--- Start of Stored records ---

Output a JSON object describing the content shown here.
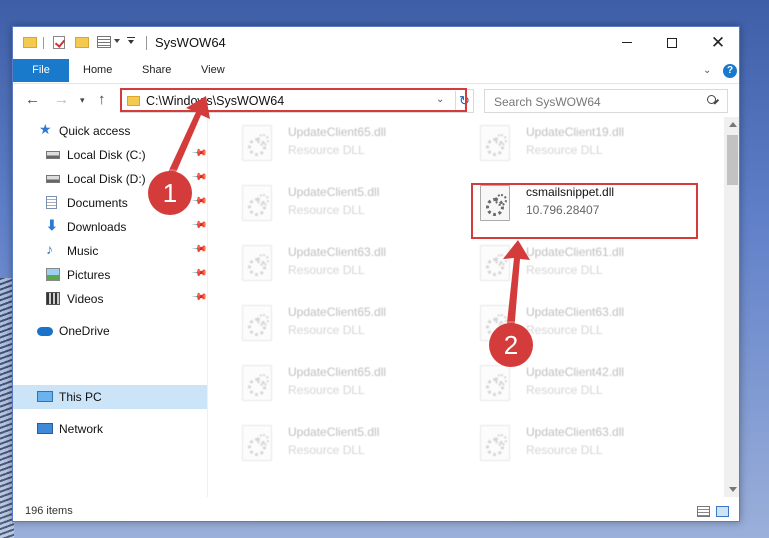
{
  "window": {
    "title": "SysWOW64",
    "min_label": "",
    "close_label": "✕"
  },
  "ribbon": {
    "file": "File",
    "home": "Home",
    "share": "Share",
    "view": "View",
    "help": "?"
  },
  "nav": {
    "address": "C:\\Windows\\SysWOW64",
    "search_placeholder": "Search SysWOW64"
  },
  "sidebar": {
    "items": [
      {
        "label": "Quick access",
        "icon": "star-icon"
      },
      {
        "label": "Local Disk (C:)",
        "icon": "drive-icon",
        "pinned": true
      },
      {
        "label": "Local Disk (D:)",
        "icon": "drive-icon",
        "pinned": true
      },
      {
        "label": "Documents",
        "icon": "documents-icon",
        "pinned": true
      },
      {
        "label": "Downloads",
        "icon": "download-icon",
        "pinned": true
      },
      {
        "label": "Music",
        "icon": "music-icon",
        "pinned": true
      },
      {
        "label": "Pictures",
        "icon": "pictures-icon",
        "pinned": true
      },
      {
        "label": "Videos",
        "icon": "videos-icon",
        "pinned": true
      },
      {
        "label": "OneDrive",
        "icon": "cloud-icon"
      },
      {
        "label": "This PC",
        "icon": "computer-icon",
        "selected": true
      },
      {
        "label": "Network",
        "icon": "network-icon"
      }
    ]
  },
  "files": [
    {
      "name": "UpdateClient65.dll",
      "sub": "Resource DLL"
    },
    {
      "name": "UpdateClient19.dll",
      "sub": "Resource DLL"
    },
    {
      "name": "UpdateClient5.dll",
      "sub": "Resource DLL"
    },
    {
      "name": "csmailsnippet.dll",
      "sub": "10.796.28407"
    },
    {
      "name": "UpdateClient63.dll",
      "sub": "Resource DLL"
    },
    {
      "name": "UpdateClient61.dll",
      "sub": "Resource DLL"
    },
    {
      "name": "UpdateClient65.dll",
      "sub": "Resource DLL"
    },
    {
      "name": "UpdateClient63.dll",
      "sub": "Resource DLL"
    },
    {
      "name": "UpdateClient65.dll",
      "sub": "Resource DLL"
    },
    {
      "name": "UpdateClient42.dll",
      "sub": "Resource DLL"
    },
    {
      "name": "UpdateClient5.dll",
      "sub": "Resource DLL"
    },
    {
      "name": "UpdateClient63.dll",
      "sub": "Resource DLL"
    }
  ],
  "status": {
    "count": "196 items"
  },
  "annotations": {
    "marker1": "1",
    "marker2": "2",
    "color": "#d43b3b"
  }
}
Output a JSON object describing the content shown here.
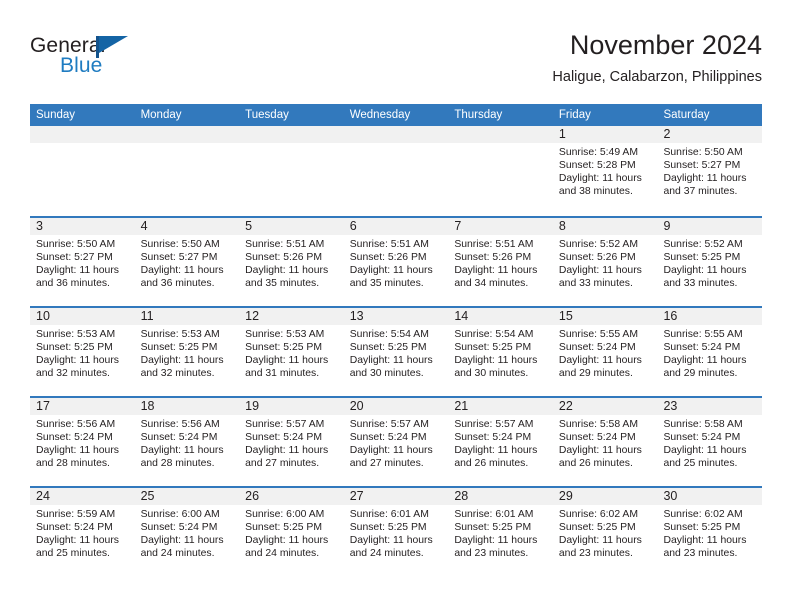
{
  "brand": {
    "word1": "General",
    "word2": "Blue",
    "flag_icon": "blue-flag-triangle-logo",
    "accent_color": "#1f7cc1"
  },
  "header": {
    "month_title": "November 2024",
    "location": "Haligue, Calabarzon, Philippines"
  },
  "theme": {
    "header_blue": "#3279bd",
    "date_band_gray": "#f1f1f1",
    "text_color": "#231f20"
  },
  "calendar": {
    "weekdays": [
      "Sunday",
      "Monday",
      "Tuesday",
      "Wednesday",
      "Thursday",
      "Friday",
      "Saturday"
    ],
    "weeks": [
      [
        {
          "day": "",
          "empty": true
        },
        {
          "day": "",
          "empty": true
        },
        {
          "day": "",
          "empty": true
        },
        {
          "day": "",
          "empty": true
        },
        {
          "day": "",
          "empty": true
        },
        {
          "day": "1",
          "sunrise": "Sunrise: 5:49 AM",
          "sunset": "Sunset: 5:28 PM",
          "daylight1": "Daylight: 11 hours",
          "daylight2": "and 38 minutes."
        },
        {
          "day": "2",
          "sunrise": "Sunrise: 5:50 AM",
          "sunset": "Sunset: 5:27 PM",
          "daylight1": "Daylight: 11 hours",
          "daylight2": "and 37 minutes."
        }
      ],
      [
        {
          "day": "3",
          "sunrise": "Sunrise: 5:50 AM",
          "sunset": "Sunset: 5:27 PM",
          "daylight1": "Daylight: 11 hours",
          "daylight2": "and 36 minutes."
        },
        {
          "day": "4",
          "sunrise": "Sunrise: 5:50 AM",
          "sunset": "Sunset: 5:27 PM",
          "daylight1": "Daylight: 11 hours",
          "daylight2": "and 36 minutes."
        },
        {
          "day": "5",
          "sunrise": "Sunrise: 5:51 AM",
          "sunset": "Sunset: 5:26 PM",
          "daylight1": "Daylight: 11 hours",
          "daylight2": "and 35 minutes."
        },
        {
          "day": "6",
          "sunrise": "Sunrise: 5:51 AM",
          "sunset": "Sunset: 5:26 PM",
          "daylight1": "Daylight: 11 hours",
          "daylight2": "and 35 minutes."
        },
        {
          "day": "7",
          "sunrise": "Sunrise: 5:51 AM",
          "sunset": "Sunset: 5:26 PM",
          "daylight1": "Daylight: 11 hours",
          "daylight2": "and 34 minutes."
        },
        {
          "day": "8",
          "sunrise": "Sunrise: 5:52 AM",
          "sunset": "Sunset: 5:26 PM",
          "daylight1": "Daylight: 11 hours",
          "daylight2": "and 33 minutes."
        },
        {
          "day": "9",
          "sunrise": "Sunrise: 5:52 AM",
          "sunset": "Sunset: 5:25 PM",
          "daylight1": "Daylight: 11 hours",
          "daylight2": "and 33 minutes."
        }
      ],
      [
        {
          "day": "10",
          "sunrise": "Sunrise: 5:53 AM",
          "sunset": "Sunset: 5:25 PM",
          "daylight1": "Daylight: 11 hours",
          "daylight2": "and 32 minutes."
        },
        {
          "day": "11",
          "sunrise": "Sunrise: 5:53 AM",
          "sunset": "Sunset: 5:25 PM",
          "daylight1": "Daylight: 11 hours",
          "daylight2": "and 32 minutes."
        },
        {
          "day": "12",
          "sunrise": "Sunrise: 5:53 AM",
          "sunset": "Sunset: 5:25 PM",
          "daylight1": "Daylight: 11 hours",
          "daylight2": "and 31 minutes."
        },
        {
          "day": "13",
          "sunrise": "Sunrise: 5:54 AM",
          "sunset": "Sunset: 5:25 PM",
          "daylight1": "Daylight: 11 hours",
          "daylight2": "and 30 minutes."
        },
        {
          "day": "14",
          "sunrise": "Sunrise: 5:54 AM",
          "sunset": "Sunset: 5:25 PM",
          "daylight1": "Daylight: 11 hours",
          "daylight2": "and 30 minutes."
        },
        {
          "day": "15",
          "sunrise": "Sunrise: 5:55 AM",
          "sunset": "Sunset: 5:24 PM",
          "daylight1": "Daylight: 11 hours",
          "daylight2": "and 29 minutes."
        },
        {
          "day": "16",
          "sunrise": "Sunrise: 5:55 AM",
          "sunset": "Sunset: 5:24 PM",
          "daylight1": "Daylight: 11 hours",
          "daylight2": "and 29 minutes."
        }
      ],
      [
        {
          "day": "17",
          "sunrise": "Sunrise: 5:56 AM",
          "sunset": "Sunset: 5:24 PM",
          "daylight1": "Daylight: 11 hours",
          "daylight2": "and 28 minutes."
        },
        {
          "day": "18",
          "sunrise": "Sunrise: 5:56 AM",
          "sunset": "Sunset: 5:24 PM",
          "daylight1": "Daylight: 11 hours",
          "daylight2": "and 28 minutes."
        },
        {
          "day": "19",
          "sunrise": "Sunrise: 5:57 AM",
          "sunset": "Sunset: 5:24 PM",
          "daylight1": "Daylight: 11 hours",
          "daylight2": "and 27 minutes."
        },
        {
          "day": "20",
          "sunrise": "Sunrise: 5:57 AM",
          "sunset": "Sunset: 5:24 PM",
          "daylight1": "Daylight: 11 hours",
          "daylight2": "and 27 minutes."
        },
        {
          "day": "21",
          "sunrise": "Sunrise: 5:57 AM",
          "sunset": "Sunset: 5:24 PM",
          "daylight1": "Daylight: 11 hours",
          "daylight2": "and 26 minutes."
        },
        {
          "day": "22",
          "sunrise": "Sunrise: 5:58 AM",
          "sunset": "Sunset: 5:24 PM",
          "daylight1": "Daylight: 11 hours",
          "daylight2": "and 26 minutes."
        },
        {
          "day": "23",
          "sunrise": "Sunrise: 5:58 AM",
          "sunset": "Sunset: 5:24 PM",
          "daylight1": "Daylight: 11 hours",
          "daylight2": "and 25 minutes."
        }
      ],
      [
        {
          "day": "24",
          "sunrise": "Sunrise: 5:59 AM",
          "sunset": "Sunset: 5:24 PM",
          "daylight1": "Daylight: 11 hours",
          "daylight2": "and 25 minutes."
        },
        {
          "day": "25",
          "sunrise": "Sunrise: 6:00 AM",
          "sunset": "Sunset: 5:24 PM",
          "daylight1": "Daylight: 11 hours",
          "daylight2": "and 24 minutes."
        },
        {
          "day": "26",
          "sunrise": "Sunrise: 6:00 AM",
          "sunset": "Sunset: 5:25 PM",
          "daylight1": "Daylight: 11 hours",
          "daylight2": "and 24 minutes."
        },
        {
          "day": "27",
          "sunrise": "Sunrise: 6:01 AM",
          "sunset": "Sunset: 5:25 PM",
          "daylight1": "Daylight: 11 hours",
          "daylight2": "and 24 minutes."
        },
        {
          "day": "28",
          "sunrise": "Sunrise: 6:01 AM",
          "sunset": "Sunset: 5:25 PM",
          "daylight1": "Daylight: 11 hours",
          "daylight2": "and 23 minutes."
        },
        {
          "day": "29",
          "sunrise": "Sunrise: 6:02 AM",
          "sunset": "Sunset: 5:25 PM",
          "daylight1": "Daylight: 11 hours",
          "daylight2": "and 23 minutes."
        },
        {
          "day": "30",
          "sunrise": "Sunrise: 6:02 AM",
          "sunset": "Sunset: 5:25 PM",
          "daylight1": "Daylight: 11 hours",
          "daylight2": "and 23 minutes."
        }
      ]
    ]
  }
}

--- End of Stored records ---
--- Start of Stored records ---

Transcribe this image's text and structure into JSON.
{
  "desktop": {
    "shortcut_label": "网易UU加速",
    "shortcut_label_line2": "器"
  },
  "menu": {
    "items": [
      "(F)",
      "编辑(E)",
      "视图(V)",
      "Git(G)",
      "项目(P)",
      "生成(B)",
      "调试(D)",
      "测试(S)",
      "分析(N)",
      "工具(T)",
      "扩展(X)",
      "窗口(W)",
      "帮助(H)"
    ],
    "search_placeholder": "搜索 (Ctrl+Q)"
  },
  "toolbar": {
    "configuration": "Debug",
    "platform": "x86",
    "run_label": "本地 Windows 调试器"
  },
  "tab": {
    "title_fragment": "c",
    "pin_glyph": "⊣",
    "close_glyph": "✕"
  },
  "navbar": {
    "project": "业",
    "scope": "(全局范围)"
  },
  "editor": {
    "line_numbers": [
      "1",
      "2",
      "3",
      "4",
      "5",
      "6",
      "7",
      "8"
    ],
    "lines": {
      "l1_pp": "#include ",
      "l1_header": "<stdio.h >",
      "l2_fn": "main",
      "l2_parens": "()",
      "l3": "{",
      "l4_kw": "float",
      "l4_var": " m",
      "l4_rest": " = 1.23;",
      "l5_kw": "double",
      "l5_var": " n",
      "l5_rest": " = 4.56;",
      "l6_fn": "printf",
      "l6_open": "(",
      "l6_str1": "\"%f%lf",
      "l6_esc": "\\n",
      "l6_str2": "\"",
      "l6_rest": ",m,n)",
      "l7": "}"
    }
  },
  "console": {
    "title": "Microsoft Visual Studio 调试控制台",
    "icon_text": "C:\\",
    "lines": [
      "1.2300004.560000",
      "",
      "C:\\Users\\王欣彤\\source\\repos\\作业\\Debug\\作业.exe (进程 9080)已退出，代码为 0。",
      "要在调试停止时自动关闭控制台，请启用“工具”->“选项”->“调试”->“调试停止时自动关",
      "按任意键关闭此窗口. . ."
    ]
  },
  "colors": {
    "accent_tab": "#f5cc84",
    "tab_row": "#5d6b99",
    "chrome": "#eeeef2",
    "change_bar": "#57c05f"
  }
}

--- End of Stored records ---
--- Start of Stored records ---

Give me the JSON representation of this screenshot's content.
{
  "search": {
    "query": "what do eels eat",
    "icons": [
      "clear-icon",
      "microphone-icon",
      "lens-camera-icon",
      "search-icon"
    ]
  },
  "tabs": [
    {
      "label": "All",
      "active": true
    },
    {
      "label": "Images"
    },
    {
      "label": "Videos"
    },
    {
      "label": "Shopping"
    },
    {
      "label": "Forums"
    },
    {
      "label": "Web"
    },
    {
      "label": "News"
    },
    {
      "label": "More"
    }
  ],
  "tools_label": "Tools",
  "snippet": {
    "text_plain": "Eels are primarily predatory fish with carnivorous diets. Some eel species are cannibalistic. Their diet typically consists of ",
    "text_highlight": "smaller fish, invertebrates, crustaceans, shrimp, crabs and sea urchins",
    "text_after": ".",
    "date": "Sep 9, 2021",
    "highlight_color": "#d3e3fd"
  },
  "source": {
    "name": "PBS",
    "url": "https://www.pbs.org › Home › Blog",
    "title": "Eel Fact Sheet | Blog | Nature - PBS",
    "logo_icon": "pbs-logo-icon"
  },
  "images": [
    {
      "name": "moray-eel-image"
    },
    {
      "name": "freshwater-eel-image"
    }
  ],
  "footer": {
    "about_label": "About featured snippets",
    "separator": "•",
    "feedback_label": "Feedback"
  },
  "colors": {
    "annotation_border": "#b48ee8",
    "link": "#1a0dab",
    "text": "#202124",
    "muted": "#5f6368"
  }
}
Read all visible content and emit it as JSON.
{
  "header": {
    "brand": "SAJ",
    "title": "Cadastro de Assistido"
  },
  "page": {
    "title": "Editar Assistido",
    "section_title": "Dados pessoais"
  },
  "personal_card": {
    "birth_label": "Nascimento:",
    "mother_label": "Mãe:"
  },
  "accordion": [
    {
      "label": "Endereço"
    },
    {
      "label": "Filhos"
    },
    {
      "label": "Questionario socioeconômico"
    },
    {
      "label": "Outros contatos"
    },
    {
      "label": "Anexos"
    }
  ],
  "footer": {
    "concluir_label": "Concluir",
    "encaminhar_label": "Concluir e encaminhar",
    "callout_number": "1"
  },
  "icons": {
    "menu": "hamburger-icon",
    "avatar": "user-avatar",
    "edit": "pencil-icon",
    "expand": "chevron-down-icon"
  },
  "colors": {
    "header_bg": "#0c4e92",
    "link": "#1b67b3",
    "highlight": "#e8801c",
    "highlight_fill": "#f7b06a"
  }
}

--- End of Stored records ---

Directive:
Gather each line from the listing above that holds "JSON".

Task result:
Output a JSON object describing the content shown here.
Output a JSON object describing the content shown here.
Transcribe this image's text and structure into JSON.
Give me the JSON representation of this screenshot's content.
Read all visible content and emit it as JSON.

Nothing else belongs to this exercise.